- Supplied data
++++++++++++++++++++

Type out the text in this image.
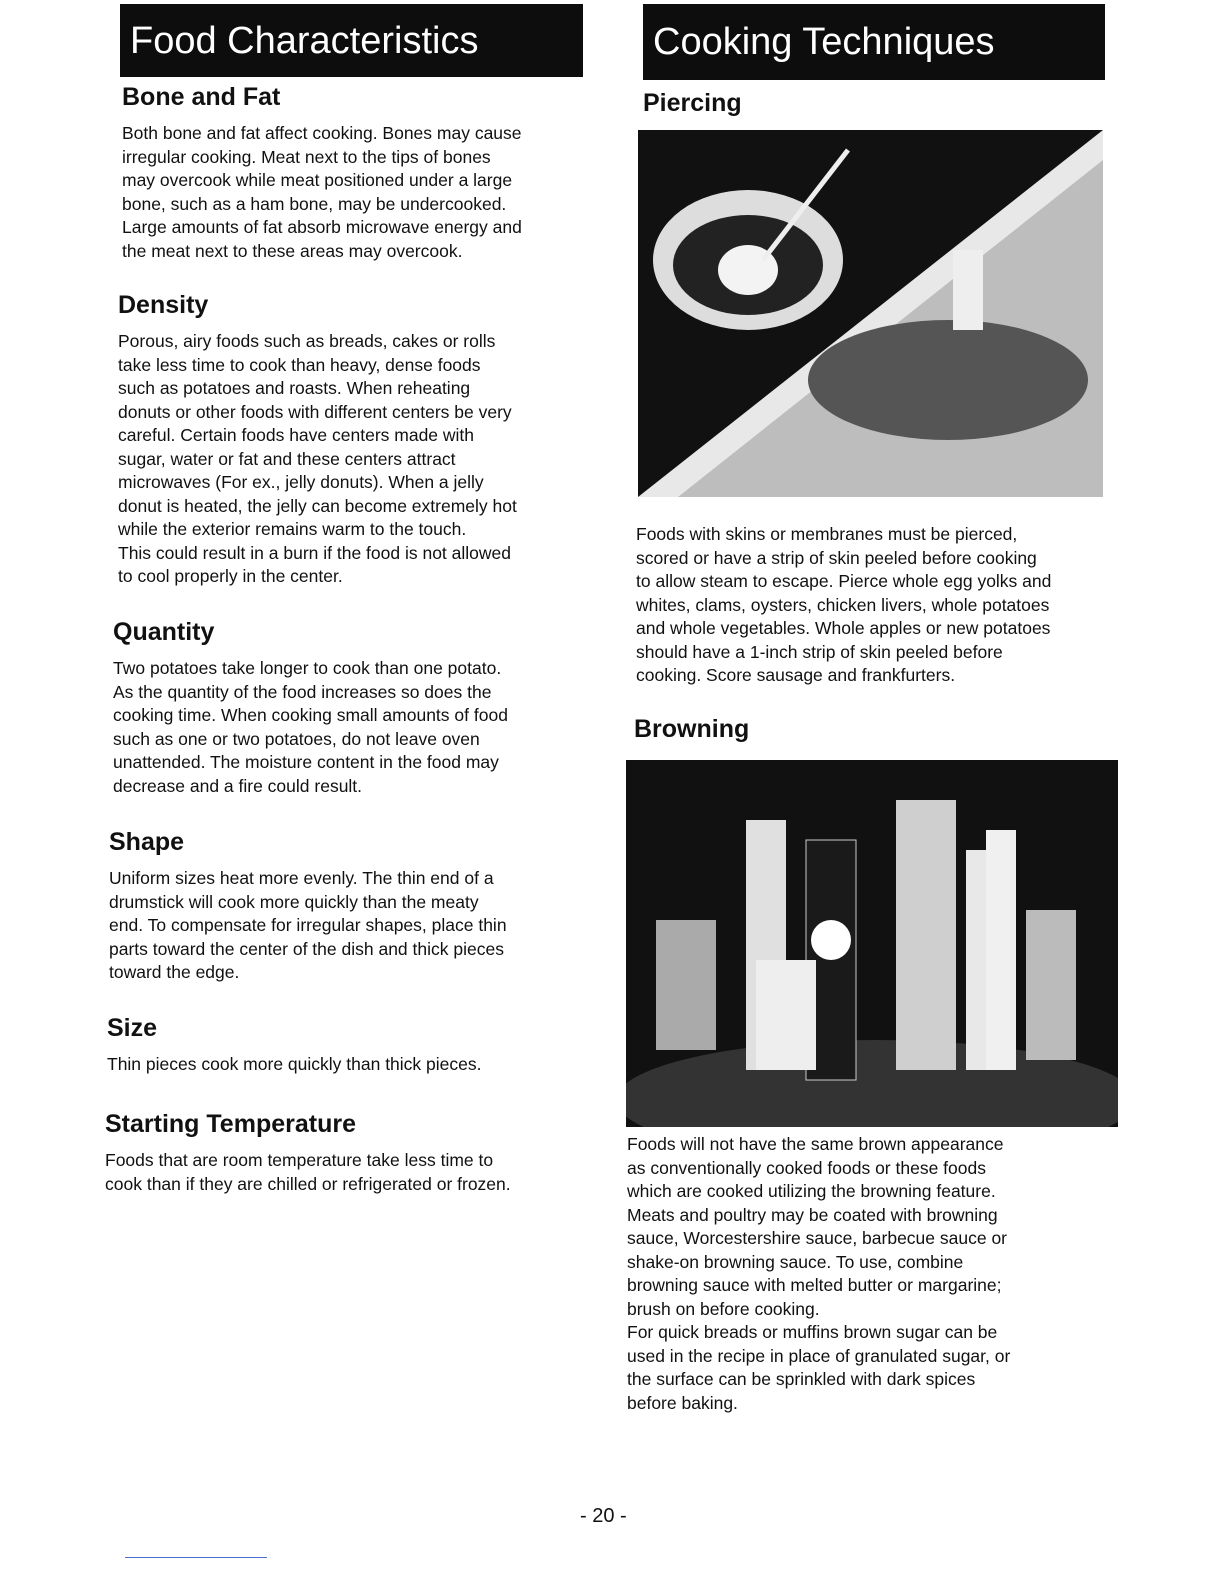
Food Characteristics	Cooking Techniques
Bone and Fat
Both bone and fat affect cooking. Bones may cause
irregular cooking. Meat next to the tips of bones
may overcook while meat positioned under a large
bone, such as a ham bone, may be undercooked.
Large amounts of fat absorb microwave energy and
the meat next to these areas may overcook.
Density
Porous, airy foods such as breads, cakes or rolls
take less time to cook than heavy, dense foods
such as potatoes and roasts. When reheating
donuts or other foods with different centers be very
careful. Certain foods have centers made with
sugar, water or fat and these centers attract
microwaves (For ex., jelly donuts). When a jelly
donut is heated, the jelly can become extremely hot
while the exterior remains warm to the touch.
This could result in a burn if the food is not allowed
to cool properly in the center.
Quantity
Two potatoes take longer to cook than one potato.
As the quantity of the food increases so does the
cooking time. When cooking small amounts of food
such as one or two potatoes, do not leave oven
unattended. The moisture content in the food may
decrease and a fire could result.
Shape
Uniform sizes heat more evenly. The thin end of a
drumstick will cook more quickly than the meaty
end. To compensate for irregular shapes, place thin
parts toward the center of the dish and thick pieces
toward the edge.
Size
Thin pieces cook more quickly than thick pieces.
Starting Temperature
Foods that are room temperature take less time to
cook than if they are chilled or refrigerated or frozen.
Piercing
Foods with skins or membranes must be pierced,
scored or have a strip of skin peeled before cooking
to allow steam to escape. Pierce whole egg yolks and
whites, clams, oysters, chicken livers, whole potatoes
and whole vegetables. Whole apples or new potatoes
should have a 1-inch strip of skin peeled before
cooking. Score sausage and frankfurters.
Browning
Foods will not have the same brown appearance
as conventionally cooked foods or these foods
which are cooked utilizing the browning feature.
Meats and poultry may be coated with browning
sauce, Worcestershire sauce, barbecue sauce or
shake-on browning sauce. To use, combine
browning sauce with melted butter or margarine;
brush on before cooking.
For quick breads or muffins brown sugar can be
used in the recipe in place of granulated sugar, or
the surface can be sprinkled with dark spices
before baking.
- 20 -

++++++++++++++++++++

- Problem details
Go back to the records above and write them out exactly, without the pictures.

- Result of the exercise
Type out the text in this image.
Food Characteristics	Cooking Techniques
Bone and Fat
Both bone and fat affect cooking. Bones may cause
irregular cooking. Meat next to the tips of bones
may overcook while meat positioned under a large
bone, such as a ham bone, may be undercooked.
Large amounts of fat absorb microwave energy and
the meat next to these areas may overcook.
Density
Porous, airy foods such as breads, cakes or rolls
take less time to cook than heavy, dense foods
such as potatoes and roasts. When reheating
donuts or other foods with different centers be very
careful. Certain foods have centers made with
sugar, water or fat and these centers attract
microwaves (For ex., jelly donuts). When a jelly
donut is heated, the jelly can become extremely hot
while the exterior remains warm to the touch.
This could result in a burn if the food is not allowed
to cool properly in the center.
Quantity
Two potatoes take longer to cook than one potato.
As the quantity of the food increases so does the
cooking time. When cooking small amounts of food
such as one or two potatoes, do not leave oven
unattended. The moisture content in the food may
decrease and a fire could result.
Shape
Uniform sizes heat more evenly. The thin end of a
drumstick will cook more quickly than the meaty
end. To compensate for irregular shapes, place thin
parts toward the center of the dish and thick pieces
toward the edge.
Size
Thin pieces cook more quickly than thick pieces.
Starting Temperature
Foods that are room temperature take less time to
cook than if they are chilled or refrigerated or frozen.
Piercing
Foods with skins or membranes must be pierced,
scored or have a strip of skin peeled before cooking
to allow steam to escape. Pierce whole egg yolks and
whites, clams, oysters, chicken livers, whole potatoes
and whole vegetables. Whole apples or new potatoes
should have a 1-inch strip of skin peeled before
cooking. Score sausage and frankfurters.
Browning
Foods will not have the same brown appearance
as conventionally cooked foods or these foods
which are cooked utilizing the browning feature.
Meats and poultry may be coated with browning
sauce, Worcestershire sauce, barbecue sauce or
shake-on browning sauce. To use, combine
browning sauce with melted butter or margarine;
brush on before cooking.
For quick breads or muffins brown sugar can be
used in the recipe in place of granulated sugar, or
the surface can be sprinkled with dark spices
before baking.
- 20 -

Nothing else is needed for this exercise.